● **Task statement**: List each line of the data in which the string "from" appears.

* START Source records *

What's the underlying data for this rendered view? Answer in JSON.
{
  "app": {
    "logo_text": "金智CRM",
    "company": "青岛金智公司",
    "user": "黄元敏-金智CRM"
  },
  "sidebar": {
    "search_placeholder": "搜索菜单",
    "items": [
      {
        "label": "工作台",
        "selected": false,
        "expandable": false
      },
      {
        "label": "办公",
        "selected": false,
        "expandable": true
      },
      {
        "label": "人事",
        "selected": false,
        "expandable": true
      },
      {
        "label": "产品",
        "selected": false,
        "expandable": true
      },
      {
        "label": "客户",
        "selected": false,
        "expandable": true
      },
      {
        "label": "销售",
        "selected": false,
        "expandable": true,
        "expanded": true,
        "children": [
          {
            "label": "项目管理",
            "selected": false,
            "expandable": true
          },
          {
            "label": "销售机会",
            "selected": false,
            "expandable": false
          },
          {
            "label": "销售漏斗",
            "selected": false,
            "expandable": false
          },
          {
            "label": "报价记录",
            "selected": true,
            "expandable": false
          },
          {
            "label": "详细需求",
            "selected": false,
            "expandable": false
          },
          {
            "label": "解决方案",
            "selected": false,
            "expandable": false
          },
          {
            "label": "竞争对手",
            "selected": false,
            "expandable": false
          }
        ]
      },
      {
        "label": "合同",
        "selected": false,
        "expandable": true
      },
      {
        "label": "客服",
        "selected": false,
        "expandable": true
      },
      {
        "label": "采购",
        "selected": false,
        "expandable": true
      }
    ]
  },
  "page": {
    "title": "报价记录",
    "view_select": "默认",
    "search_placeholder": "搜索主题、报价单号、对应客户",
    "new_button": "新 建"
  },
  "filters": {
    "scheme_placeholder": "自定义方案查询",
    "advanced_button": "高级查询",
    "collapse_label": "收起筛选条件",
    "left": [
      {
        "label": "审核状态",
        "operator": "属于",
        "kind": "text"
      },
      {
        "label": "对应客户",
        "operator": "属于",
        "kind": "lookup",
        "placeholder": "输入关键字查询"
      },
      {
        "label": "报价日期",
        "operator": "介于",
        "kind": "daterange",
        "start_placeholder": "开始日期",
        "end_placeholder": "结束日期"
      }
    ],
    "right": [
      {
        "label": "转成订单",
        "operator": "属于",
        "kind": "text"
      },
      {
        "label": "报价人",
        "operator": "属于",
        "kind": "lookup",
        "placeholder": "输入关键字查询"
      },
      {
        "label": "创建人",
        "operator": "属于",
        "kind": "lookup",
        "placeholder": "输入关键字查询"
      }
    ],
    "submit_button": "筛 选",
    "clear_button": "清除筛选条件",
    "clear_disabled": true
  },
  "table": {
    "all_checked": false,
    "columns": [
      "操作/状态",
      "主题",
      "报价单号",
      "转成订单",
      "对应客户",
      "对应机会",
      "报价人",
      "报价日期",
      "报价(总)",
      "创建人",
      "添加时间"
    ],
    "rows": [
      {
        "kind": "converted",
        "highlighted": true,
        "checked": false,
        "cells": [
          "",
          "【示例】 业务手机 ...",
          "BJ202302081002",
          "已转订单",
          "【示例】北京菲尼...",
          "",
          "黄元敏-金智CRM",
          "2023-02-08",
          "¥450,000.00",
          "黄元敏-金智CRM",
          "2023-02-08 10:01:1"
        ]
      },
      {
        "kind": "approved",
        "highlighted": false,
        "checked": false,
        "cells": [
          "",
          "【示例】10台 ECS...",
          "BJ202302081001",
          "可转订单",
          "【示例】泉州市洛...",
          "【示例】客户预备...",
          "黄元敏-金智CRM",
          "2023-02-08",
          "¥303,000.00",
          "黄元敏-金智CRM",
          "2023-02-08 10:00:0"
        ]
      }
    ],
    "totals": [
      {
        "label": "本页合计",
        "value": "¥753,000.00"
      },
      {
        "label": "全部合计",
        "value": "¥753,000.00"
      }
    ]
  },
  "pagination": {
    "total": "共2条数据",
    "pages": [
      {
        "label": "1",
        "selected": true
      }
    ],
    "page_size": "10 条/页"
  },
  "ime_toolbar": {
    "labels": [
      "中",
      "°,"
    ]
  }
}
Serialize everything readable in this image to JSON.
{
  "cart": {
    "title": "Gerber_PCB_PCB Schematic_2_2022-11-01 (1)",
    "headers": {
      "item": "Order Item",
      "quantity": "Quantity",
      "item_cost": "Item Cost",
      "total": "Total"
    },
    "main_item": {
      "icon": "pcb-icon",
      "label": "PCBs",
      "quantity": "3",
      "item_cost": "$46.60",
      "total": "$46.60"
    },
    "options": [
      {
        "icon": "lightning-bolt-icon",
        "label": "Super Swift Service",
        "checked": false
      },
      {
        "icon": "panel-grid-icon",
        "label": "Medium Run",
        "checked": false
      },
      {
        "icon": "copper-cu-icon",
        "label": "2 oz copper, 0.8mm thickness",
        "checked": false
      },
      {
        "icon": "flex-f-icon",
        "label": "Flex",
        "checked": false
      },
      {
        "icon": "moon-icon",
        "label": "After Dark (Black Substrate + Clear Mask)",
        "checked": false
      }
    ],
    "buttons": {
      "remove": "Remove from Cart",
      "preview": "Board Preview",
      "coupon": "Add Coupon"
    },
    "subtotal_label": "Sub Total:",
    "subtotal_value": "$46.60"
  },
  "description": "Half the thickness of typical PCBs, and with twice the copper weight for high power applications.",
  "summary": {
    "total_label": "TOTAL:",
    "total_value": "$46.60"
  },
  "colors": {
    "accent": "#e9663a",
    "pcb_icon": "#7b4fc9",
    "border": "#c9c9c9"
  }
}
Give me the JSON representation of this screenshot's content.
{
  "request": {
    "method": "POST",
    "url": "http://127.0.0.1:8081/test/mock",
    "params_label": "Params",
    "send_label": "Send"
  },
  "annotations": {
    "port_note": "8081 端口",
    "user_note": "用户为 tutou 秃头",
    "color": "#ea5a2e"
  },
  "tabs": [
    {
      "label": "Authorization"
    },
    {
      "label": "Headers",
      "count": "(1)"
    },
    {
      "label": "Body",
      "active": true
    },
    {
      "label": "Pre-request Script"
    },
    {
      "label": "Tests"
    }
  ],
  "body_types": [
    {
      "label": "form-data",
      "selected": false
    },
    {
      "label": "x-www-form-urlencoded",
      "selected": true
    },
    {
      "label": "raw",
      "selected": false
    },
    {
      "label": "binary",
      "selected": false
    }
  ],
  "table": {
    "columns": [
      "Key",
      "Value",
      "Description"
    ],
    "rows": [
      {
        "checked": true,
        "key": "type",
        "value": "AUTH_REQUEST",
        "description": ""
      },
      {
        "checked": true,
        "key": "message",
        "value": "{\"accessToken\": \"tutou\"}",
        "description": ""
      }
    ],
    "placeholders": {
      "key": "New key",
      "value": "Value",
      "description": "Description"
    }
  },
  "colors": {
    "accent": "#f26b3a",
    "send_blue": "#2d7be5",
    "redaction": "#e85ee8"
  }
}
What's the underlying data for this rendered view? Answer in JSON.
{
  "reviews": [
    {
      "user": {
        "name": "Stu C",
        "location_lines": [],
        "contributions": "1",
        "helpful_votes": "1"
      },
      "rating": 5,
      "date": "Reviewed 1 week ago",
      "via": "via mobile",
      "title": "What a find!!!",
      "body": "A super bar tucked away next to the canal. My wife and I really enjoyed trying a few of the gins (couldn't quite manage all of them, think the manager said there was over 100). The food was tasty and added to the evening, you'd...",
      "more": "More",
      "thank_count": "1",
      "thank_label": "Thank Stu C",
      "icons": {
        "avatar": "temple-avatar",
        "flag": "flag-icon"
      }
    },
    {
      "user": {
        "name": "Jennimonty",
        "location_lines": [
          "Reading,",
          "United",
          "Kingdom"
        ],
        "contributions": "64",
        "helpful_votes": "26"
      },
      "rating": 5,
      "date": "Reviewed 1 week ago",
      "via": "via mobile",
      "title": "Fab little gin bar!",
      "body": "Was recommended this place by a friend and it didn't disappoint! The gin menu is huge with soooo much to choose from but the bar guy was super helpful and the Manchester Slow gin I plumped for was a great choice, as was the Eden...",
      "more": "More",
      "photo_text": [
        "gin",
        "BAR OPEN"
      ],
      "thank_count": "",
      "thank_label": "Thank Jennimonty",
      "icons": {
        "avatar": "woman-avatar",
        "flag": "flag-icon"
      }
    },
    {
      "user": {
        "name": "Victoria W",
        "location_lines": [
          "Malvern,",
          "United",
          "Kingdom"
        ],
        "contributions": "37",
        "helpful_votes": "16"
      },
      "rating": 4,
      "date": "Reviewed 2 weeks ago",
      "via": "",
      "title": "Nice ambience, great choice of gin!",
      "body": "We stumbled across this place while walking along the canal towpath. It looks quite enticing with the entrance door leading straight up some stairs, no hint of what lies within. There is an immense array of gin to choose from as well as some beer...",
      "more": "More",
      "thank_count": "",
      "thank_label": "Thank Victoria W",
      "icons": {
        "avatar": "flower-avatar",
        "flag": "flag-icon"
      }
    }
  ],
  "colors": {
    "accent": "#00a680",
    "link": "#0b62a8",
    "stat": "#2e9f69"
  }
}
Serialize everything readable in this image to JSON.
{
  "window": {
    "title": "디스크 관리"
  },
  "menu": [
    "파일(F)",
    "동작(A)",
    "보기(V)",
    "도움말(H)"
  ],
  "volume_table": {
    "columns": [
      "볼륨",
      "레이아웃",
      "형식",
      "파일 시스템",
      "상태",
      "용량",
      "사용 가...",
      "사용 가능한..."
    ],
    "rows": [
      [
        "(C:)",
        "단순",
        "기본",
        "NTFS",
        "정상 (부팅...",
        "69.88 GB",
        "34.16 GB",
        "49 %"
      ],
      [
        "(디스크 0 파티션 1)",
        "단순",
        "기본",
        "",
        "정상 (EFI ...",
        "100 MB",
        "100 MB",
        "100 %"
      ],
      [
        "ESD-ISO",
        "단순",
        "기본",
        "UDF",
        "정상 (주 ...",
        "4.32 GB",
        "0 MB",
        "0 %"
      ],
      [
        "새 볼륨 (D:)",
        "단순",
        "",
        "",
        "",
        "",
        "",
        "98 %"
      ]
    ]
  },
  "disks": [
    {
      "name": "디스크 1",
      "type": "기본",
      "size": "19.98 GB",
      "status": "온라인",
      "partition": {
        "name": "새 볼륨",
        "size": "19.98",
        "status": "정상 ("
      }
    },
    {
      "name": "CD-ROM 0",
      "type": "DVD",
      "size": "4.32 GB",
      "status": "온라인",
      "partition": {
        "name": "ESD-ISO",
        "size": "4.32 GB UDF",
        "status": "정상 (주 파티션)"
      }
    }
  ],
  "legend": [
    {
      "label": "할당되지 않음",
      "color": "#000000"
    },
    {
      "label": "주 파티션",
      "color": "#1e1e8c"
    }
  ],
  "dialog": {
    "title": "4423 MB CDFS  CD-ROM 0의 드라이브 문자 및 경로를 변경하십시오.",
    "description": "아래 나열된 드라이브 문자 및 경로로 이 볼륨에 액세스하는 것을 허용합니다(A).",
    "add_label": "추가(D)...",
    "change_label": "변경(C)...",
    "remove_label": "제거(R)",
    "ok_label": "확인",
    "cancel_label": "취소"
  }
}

* END Source records *

● **Finished answer**:
      "remove": "Remove from Cart",
      "body": "Was recommended this place by a friend and it didn't disappoint! The gin menu is huge with soooo much to choose from but the bar guy was super helpful and the Manchester Slow gin I plumped for was a great choice, as was the Eden...",
      "body": "We stumbled across this place while walking along the canal towpath. It looks quite enticing with the entrance door leading straight up some stairs, no hint of what lies within. There is an immense array of gin to choose from as well as some beer...",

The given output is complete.